WORK TO COMPLETE —
Print these lines exactly as they appear, starting at the line that contains "source-note: Source: 1998" and ending at the line that contains "I need the location", both included.

____ PROVIDED ENTRIES

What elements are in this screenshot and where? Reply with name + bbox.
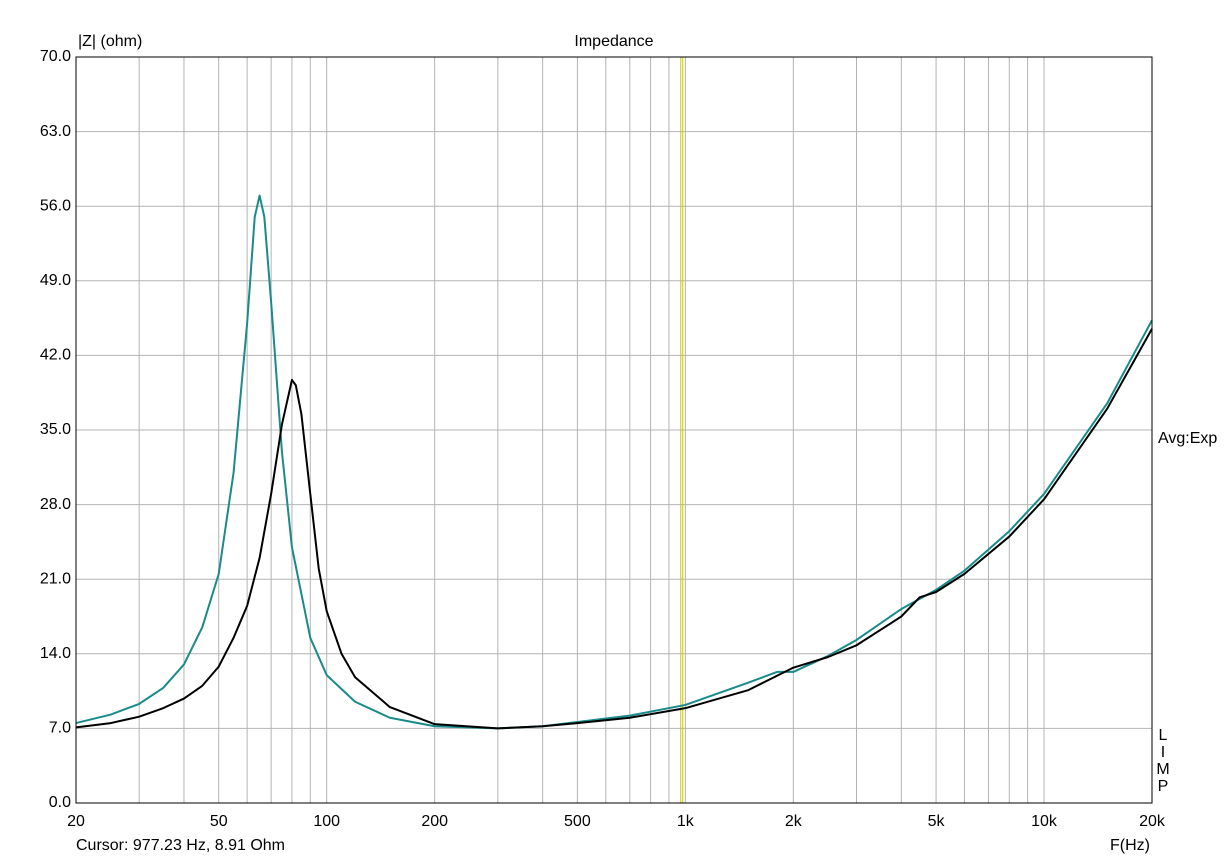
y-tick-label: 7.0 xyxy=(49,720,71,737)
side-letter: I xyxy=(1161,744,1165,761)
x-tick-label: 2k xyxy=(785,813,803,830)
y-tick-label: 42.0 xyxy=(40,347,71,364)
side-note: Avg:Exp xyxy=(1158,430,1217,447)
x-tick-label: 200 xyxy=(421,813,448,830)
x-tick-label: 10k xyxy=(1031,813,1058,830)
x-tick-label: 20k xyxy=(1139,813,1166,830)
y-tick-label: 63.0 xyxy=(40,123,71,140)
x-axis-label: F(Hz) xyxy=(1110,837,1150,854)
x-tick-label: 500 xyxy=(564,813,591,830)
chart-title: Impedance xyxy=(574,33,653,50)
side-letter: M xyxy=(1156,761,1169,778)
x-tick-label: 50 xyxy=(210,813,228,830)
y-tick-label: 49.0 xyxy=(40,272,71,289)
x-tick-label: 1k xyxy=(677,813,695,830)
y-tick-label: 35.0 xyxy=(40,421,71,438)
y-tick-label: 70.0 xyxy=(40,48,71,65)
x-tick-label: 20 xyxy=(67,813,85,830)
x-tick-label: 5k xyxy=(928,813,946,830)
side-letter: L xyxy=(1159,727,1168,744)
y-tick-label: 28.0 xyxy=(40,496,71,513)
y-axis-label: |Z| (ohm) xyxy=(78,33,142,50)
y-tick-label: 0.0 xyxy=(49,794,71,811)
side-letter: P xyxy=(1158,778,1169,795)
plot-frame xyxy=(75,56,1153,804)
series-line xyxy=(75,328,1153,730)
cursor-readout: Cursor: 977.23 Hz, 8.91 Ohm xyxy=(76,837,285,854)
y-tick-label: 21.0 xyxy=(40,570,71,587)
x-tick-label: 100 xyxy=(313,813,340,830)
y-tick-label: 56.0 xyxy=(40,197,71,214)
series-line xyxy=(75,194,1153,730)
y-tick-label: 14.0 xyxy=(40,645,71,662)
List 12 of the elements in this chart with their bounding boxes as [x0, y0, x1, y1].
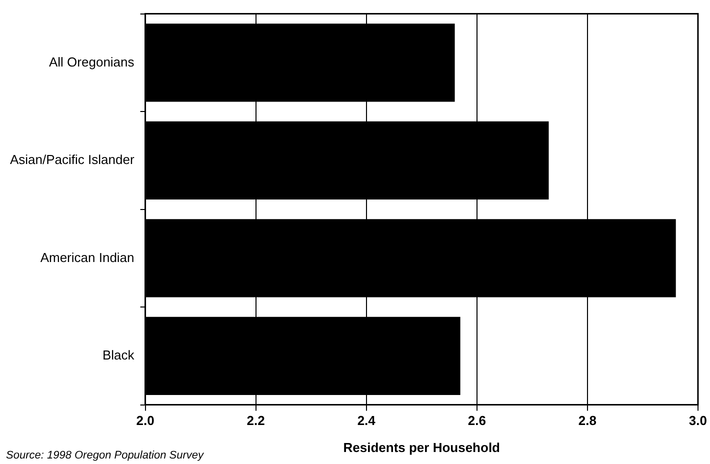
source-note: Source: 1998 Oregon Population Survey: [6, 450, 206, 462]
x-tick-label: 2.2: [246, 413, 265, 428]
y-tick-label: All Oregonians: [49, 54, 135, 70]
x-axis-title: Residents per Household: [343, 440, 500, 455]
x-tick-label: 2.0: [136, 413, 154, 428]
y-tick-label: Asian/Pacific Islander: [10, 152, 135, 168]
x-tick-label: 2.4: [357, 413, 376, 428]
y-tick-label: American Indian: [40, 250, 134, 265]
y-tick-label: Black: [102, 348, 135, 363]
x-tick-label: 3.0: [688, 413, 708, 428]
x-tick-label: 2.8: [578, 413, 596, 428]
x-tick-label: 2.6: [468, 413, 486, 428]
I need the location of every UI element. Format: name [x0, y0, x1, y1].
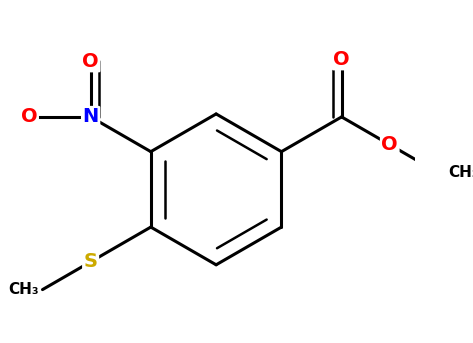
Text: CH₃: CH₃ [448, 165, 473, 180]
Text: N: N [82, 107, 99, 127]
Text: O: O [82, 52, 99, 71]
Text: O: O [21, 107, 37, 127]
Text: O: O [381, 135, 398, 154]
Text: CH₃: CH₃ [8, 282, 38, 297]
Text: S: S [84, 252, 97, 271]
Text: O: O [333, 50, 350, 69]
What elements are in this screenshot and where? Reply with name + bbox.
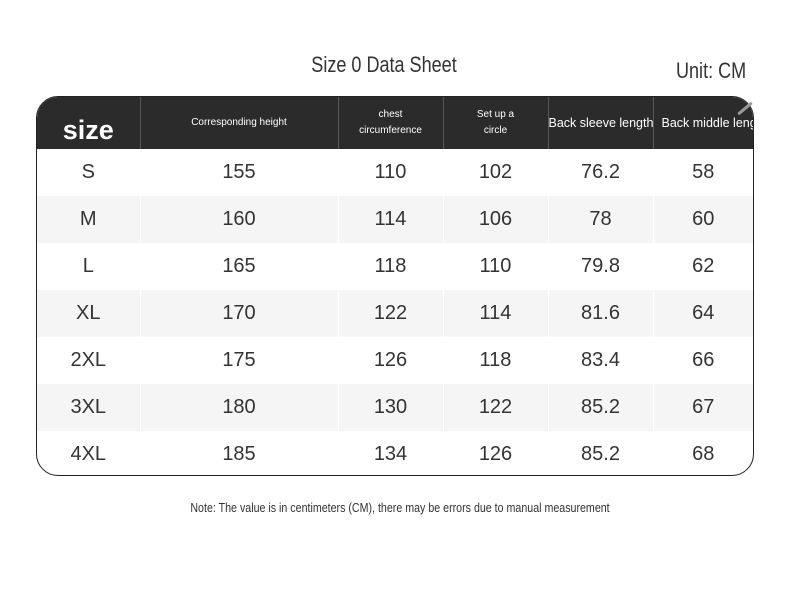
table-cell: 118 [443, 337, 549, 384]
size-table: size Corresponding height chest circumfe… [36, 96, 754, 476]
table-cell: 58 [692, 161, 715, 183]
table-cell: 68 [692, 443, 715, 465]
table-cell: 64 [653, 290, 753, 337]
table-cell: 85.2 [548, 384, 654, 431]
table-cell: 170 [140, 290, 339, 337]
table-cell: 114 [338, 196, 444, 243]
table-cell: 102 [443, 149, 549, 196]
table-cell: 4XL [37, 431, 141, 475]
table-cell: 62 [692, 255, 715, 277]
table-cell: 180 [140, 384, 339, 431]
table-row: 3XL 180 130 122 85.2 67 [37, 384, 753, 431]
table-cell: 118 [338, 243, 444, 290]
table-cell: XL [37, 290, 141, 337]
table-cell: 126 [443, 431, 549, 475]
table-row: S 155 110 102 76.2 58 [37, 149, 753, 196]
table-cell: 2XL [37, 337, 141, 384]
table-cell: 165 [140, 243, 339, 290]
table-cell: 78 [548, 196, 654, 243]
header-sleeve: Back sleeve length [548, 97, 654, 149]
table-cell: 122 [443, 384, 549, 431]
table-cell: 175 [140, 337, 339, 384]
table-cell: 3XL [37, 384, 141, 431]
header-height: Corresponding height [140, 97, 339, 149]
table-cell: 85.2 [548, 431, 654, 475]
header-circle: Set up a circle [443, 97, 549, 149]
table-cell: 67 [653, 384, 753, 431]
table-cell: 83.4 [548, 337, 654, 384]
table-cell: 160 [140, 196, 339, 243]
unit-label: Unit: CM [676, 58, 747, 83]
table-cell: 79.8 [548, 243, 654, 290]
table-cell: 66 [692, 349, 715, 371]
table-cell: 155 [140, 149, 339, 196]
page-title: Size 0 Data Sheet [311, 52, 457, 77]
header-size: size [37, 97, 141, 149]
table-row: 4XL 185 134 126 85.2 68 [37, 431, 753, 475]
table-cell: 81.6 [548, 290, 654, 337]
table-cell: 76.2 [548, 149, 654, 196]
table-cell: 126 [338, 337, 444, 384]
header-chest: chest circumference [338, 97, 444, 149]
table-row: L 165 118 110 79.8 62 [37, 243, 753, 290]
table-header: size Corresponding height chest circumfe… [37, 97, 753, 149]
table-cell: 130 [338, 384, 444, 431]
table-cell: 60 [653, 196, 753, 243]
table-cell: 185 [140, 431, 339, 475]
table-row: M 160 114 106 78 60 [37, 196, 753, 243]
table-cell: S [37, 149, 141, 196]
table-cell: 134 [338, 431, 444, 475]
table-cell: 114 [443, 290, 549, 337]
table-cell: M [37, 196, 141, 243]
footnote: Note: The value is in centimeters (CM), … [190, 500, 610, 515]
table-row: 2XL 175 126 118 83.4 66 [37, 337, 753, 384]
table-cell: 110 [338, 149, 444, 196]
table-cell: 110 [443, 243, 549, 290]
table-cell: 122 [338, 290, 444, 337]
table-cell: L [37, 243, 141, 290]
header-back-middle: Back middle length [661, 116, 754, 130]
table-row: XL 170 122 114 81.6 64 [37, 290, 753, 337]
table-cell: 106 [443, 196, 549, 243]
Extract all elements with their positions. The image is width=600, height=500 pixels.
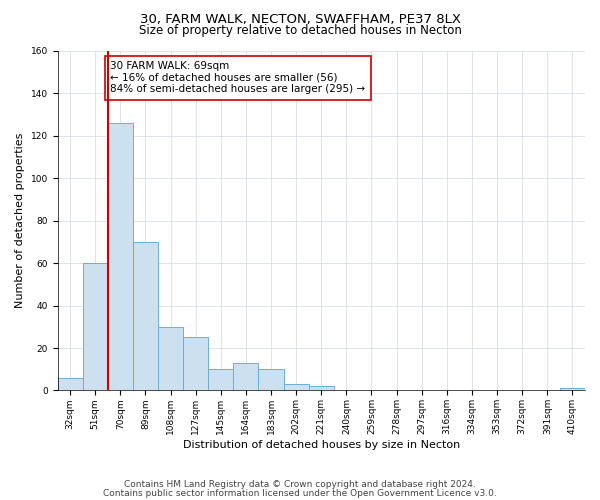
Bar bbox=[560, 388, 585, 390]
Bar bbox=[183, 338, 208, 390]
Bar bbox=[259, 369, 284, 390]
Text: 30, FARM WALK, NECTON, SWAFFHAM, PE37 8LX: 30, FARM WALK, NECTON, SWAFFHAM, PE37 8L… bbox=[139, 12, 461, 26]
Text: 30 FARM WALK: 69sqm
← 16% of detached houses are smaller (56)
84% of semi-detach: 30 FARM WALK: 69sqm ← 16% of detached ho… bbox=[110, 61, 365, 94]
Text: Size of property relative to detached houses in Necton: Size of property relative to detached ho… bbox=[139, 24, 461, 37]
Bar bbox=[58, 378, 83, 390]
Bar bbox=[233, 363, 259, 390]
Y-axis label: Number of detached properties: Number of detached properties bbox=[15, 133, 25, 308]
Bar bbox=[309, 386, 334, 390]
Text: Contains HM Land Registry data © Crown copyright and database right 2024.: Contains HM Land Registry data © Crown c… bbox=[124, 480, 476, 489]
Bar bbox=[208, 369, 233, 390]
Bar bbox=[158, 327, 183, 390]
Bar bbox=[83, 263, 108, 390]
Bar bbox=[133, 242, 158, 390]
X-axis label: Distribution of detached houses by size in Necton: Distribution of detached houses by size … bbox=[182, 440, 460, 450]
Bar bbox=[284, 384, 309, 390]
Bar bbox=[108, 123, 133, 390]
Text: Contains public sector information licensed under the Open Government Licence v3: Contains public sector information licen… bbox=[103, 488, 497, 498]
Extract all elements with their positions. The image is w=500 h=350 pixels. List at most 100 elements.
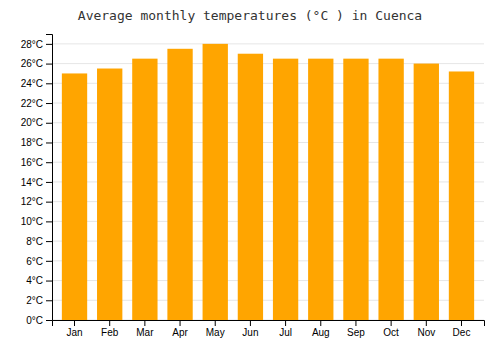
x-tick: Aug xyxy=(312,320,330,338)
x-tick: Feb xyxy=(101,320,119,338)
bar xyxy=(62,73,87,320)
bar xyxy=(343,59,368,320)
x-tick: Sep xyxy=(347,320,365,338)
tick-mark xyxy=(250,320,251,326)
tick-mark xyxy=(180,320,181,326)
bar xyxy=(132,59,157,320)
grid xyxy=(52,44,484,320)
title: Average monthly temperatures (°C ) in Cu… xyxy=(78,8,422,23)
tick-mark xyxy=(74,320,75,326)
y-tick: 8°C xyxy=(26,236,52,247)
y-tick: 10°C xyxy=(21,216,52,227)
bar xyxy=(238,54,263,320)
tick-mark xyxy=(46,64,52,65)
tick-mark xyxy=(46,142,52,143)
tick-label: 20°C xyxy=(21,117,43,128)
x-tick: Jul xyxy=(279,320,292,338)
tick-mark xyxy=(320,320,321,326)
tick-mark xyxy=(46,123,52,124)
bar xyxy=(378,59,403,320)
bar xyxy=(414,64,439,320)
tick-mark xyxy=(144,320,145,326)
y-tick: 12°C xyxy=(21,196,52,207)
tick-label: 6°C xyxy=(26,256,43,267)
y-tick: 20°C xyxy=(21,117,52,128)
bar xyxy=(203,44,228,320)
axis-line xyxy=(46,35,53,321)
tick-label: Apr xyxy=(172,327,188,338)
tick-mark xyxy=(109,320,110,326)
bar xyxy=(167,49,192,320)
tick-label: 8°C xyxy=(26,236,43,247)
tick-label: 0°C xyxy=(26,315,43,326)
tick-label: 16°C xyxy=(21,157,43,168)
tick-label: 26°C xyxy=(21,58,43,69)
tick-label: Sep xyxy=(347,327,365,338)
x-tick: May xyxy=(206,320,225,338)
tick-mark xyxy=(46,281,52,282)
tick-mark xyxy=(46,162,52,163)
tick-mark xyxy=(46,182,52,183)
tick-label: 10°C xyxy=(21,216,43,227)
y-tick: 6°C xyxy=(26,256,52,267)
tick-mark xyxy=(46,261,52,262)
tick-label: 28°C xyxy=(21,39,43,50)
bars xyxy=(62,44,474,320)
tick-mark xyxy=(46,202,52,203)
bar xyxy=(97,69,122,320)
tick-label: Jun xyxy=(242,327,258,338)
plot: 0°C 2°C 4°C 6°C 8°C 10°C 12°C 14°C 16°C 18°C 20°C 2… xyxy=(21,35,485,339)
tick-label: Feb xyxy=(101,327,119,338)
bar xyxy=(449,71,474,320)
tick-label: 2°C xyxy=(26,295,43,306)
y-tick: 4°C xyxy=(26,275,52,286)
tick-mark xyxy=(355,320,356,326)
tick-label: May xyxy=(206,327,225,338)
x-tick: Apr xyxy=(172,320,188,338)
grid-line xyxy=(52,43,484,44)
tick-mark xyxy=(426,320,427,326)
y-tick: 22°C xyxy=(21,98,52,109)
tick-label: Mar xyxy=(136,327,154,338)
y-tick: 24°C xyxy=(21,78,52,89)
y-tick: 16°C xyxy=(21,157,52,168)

________

OUTPUT —
source-note: Source: 1998 Oregon Population Survey: [6, 450, 206, 462]
x-tick-label: 2.2: [246, 413, 265, 428]
y-tick-label: All Oregonians: [49, 54, 135, 70]
x-axis-title: Residents per Household: [343, 440, 500, 455]
x-tick-label: 2.0: [136, 413, 154, 428]
y-tick-label: Asian/Pacific Islander: [10, 152, 135, 168]
x-tick-label: 2.4: [357, 413, 376, 428]
y-tick-label: American Indian: [40, 250, 134, 265]
y-tick-label: Black: [102, 348, 135, 363]
x-tick-label: 3.0: [688, 413, 708, 428]
x-tick-label: 2.8: [578, 413, 596, 428]
x-tick-label: 2.6: [468, 413, 486, 428]
I need the location of every UI element. Format: name [x0, y0, x1, y1].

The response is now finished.